> **Extrait du texte**
==============================
Les siku, taika, sanga (ou zanka), bordón, toyo, malta, liku, chulli, connus aussi sous le nom espagnol de zampoña[1],[2], sont des flûtes polycalames (à plusieurs tubes groupés), andines, connues en Europe depuis la conquista des régions andines par les espagnols au XVIe siècle. Ces mots recouvrent diverses tailles de zampoña mais en France, par abus de langage, on les nomme souvent tous siku, comme une sorte de terme générique. Le musicien qui joue du siku se nomme sikuri, ou parfois sikuriste. Mais sikuri peut aussi désigner, dans certaines régions, une série de sikus de tailles différentes ou « troupe », ou même un groupe de musiciens jouant de cette « troupe ».

Ce sont des flûtes de pan répandues dans nombre de populations notamment l'ethnie Aymara, les Quechuas, les Chipayas et les Chiriguanos vivant au Pérou, au Chili, en Bolivie, en Argentine et au Paraguay. Mais ils sont avérés du sud du Chili et de l'Argentine jusqu'au Mexique et plus rarement chez certaines tribus indiennes des États-Unis voire du Canada, et ce depuis parfois 4200 av. J.-C.[3].
==============================
> **Données brutes**

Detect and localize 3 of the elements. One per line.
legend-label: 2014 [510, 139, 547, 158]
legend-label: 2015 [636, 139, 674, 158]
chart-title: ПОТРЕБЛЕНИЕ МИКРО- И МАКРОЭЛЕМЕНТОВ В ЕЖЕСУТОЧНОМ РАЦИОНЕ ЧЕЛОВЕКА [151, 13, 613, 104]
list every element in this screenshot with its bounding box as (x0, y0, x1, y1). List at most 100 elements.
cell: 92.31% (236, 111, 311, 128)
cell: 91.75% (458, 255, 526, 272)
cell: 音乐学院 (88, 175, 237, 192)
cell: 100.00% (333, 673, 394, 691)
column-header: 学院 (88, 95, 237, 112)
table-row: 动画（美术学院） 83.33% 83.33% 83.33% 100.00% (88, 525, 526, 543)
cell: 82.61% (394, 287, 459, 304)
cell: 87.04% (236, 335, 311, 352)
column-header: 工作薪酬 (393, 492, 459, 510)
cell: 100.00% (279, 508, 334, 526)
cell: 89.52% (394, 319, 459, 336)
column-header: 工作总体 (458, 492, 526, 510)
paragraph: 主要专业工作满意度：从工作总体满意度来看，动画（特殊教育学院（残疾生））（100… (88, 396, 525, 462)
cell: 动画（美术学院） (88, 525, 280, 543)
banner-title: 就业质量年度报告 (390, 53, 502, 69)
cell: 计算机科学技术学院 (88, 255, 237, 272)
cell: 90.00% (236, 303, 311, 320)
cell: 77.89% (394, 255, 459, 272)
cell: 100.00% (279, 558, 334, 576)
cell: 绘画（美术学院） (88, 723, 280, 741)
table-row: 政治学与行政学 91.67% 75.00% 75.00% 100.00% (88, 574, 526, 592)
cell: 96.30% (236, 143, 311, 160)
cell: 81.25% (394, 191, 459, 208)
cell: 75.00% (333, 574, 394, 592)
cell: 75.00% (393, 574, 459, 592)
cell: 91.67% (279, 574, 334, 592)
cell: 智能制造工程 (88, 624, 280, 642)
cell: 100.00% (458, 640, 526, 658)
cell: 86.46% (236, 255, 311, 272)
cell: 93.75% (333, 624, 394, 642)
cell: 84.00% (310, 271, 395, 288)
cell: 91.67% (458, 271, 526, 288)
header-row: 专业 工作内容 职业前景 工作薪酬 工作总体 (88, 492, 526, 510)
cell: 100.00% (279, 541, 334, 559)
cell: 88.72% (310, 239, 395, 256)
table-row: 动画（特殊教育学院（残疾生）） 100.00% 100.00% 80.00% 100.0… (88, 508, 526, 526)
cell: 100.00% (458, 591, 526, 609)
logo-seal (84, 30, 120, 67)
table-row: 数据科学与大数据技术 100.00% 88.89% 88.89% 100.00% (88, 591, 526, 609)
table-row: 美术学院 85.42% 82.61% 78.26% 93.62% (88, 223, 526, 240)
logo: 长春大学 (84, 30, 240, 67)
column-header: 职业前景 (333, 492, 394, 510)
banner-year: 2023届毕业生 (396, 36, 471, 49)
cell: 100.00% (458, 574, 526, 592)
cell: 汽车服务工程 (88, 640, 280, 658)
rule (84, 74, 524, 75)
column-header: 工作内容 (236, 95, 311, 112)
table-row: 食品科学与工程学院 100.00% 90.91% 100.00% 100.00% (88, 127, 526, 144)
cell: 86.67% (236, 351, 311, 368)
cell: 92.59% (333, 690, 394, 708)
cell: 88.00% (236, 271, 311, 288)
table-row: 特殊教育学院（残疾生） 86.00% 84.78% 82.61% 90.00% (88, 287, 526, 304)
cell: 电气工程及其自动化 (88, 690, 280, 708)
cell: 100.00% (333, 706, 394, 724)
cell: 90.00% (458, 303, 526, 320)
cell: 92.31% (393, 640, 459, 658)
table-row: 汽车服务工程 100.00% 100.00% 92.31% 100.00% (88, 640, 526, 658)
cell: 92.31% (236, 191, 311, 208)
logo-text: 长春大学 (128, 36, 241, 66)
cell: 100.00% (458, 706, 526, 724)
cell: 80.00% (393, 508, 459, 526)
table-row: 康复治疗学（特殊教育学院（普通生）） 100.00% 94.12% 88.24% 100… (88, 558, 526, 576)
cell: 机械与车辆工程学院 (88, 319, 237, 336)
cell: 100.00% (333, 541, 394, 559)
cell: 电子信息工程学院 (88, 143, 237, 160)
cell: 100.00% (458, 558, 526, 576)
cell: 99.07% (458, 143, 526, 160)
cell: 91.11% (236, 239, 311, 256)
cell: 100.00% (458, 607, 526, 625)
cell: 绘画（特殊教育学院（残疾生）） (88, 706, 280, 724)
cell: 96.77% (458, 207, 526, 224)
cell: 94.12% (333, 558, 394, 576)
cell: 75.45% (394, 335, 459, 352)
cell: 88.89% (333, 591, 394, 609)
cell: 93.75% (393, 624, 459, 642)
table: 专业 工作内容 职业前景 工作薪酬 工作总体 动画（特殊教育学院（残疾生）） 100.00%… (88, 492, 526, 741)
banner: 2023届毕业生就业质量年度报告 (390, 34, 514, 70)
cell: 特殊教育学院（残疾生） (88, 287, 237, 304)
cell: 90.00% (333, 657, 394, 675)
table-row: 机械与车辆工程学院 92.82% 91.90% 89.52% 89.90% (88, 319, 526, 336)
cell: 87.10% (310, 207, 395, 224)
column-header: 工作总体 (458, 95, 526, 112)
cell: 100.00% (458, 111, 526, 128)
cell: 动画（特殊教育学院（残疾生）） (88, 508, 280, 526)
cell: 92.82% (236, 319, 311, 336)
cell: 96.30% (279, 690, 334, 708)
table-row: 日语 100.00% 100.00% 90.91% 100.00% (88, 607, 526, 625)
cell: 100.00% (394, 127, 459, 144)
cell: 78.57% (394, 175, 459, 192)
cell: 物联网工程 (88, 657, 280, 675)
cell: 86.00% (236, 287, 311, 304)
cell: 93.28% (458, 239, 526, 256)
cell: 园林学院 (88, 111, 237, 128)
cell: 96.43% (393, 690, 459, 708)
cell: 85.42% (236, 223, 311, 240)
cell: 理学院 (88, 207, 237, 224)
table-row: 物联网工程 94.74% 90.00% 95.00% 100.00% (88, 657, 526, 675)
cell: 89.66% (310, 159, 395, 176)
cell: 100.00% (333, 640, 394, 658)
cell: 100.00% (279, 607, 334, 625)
==============================
> **Consigne 1**
Reproduisez le passage du texte sur le siku en commençant à « Ce sont des » et en terminant à « 4200 av. J.-C.[3]. ».
> **Consigne 2**
Dans le texte sur le siku, résumez en quelques lignes le paragraphe qui commence par « Ce sont des flûtes de pan répandues » en conservant ses informations principales.
> **Consigne 3**
Prolongez le texte sur le siku au-delà de sa dernière phrase.

> **Réponse rédigée 1**
Ce sont des flûtes de pan répandues dans nombre de populations notamment l'ethnie Aymara, les Quechuas, les Chipayas et les Chiriguanos vivant au Pérou, au Chili, en Bolivie, en Argentine et au Paraguay. Mais ils sont avérés du sud du Chili et de l'Argentine jusqu'au Mexique et plus rarement chez certaines tribus indiennes des États-Unis voire du Canada, et ce depuis parfois 4200 av. J.-C.[3].

> **Réponse rédigée 2**
Ces flûtes de pan sont répandues chez plusieurs peuples, notamment les Aymaras, les Quechuas, les Chipayas et les Chiriguanos, au Pérou, au Chili, en Bolivie, en Argentine et au Paraguay. On en trouve la trace du sud du Chili et de l'Argentine jusqu'au Mexique. Plus rarement, elles sont attestées chez certaines tribus indiennes des États-Unis, voire du Canada. Leur présence remonte parfois à 4200 av. J.-C.

> **Réponse rédigée 3**
Dans la seconde moitié du XXe siècle, des groupes de musique plurinationaux venus entre autres d'Amérique Latine (notamment d'Argentine), comme Los Incas et Los Calchakis, ont introduit ces instruments en Europe en même temps que la kena et le charango, autres instruments andins en vogue particulièrement dans le Paris des années 1950 et 1960 lequel a connu à cette époque un épanouissement remarquable des musiques latines et andines dans le justement nommé Quartier latin. Puis, avec d'autres musiciens sud-américains comme l'argentin de la Quebrada de Humahuaca Uña Ramos, deux groupes français les ont popularisés et enseignés dès les années 1970, les groupes Los Chacos (avec leur volume 3 qui y est entièrement consacré) et Pachacamac. Plusieurs groupes de musiciens et enseignants avaient alors créé des ateliers au sein de conservatoires ou des stages pour exploiter la valeur pédagogique de ces instruments et de l'ensemble de la musique andine ou sud américaine. Le caractère festif de ces musiques et l'abord relativement simple de l'instrument, ainsi que la possibilité de fabriquer facilement son propre instrument, ouvrent rapidement le champ des possibles au débutant. Plusieurs stages subsistent encore aujourd'hui dans toute la France. Un festival de siku se tient à Marseille en 2022.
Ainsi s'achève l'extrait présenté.